EXERCISE BRIEF:
Leave the pictures out and print every record below exactly as it stands.
------ ROWS ------
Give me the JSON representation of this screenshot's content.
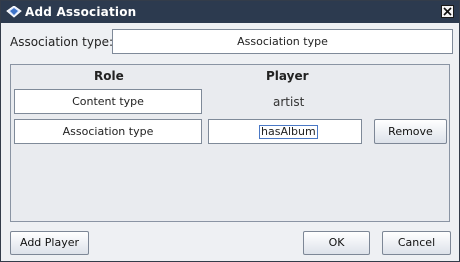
{
  "window": {
    "title": "Add Association",
    "icon": "topic-map-diamond-icon",
    "close_icon": "close-x-icon"
  },
  "association_type": {
    "label": "Association type:",
    "value": "Association type"
  },
  "table": {
    "role_header": "Role",
    "player_header": "Player",
    "rows": [
      {
        "role": "Content type",
        "player": "artist"
      },
      {
        "role": "Association type",
        "player": "hasAlbum",
        "action": "Remove"
      }
    ]
  },
  "footer": {
    "add_player": "Add Player",
    "ok": "OK",
    "cancel": "Cancel"
  }
}
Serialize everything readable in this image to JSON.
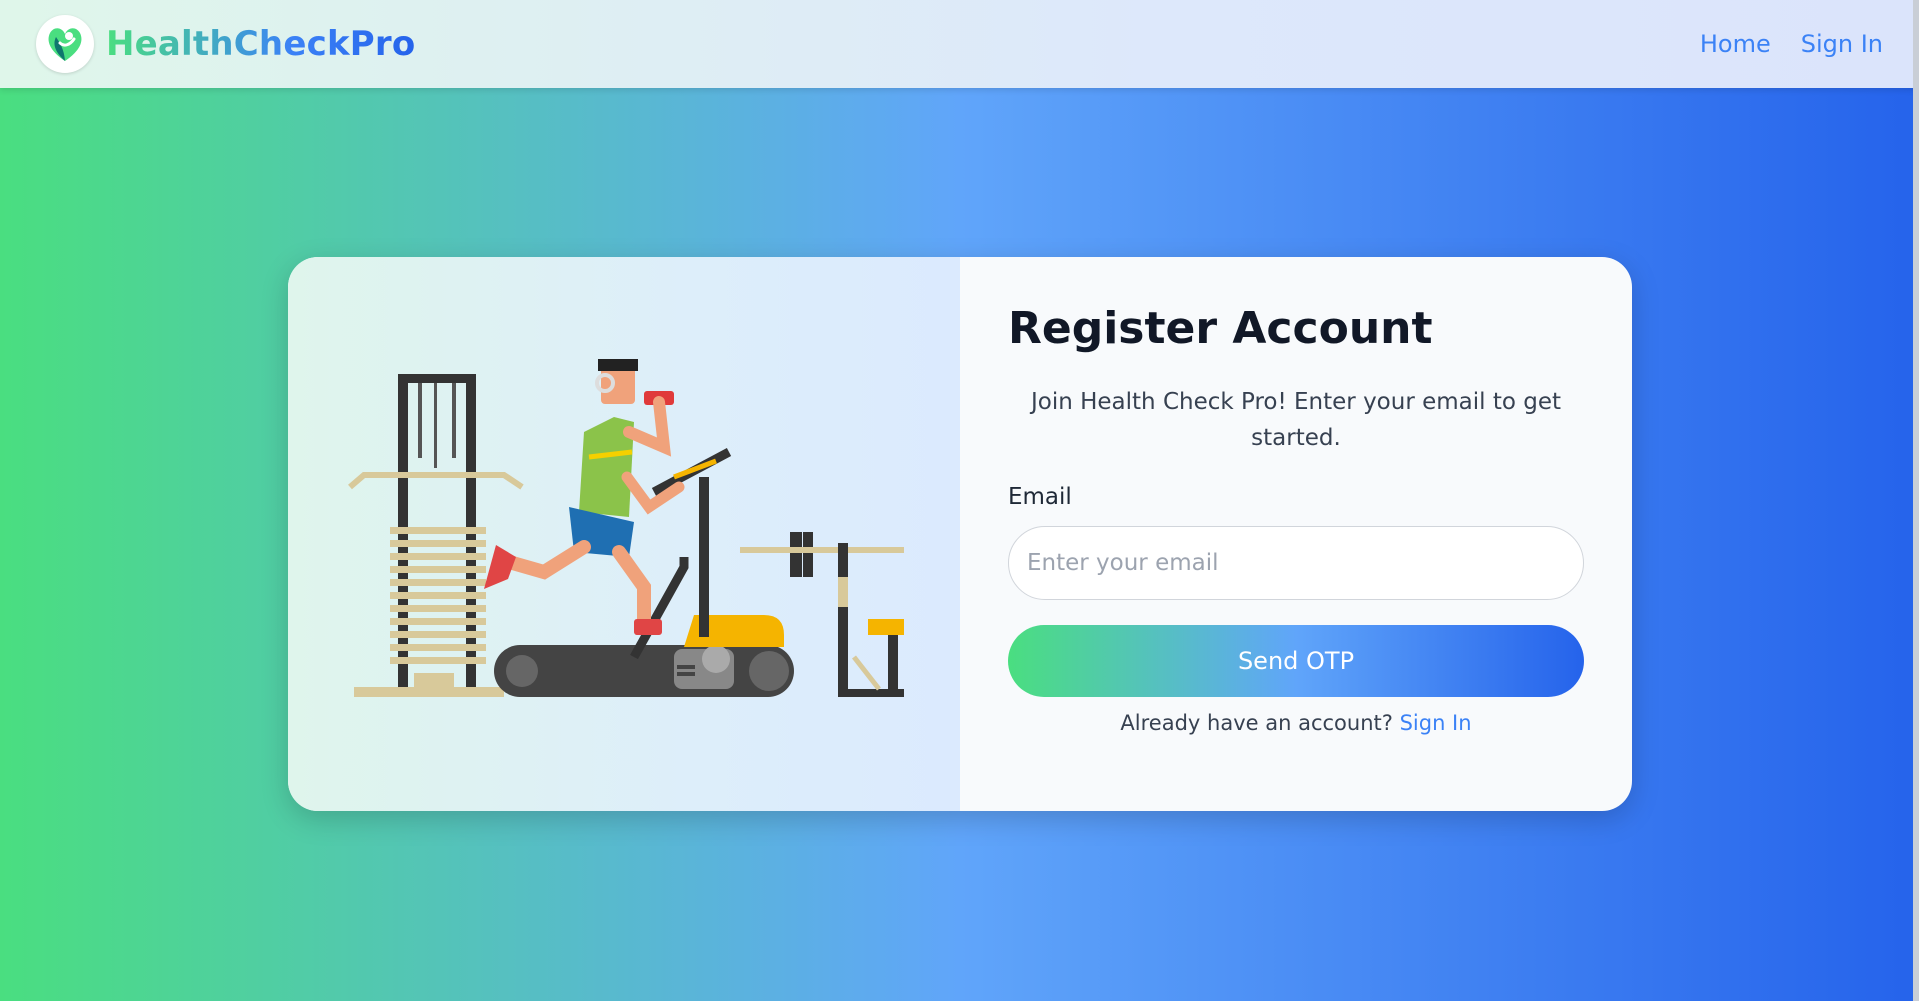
{
  "header": {
    "brand": "HealthCheckPro",
    "logo_icon": "heart-leaf-icon",
    "nav": [
      {
        "label": "Home"
      },
      {
        "label": "Sign In"
      }
    ]
  },
  "colors": {
    "gradient_start": "#4ade80",
    "gradient_mid": "#60a5fa",
    "gradient_end": "#2563eb",
    "link": "#3b82f6"
  },
  "illustration": {
    "icon": "treadmill-runner-illustration"
  },
  "form": {
    "title": "Register Account",
    "subtitle": "Join Health Check Pro! Enter your email to get started.",
    "email_label": "Email",
    "email_placeholder": "Enter your email",
    "email_value": "",
    "submit_label": "Send OTP",
    "already_text": "Already have an account?",
    "signin_link": "Sign In"
  }
}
------
SOLUTION TO THIS TASK:
Give me the JSON representation of this screenshot's content.
{
  "window": {
    "title": "Add Association",
    "icon": "topic-map-diamond-icon",
    "close_icon": "close-x-icon"
  },
  "association_type": {
    "label": "Association type:",
    "value": "Association type"
  },
  "table": {
    "role_header": "Role",
    "player_header": "Player",
    "rows": [
      {
        "role": "Content type",
        "player": "artist"
      },
      {
        "role": "Association type",
        "player": "hasAlbum",
        "action": "Remove"
      }
    ]
  },
  "footer": {
    "add_player": "Add Player",
    "ok": "OK",
    "cancel": "Cancel"
  }
}
Serialize everything readable in this image to JSON.
{
  "header": {
    "brand": "HealthCheckPro",
    "logo_icon": "heart-leaf-icon",
    "nav": [
      {
        "label": "Home"
      },
      {
        "label": "Sign In"
      }
    ]
  },
  "colors": {
    "gradient_start": "#4ade80",
    "gradient_mid": "#60a5fa",
    "gradient_end": "#2563eb",
    "link": "#3b82f6"
  },
  "illustration": {
    "icon": "treadmill-runner-illustration"
  },
  "form": {
    "title": "Register Account",
    "subtitle": "Join Health Check Pro! Enter your email to get started.",
    "email_label": "Email",
    "email_placeholder": "Enter your email",
    "email_value": "",
    "submit_label": "Send OTP",
    "already_text": "Already have an account?",
    "signin_link": "Sign In"
  }
}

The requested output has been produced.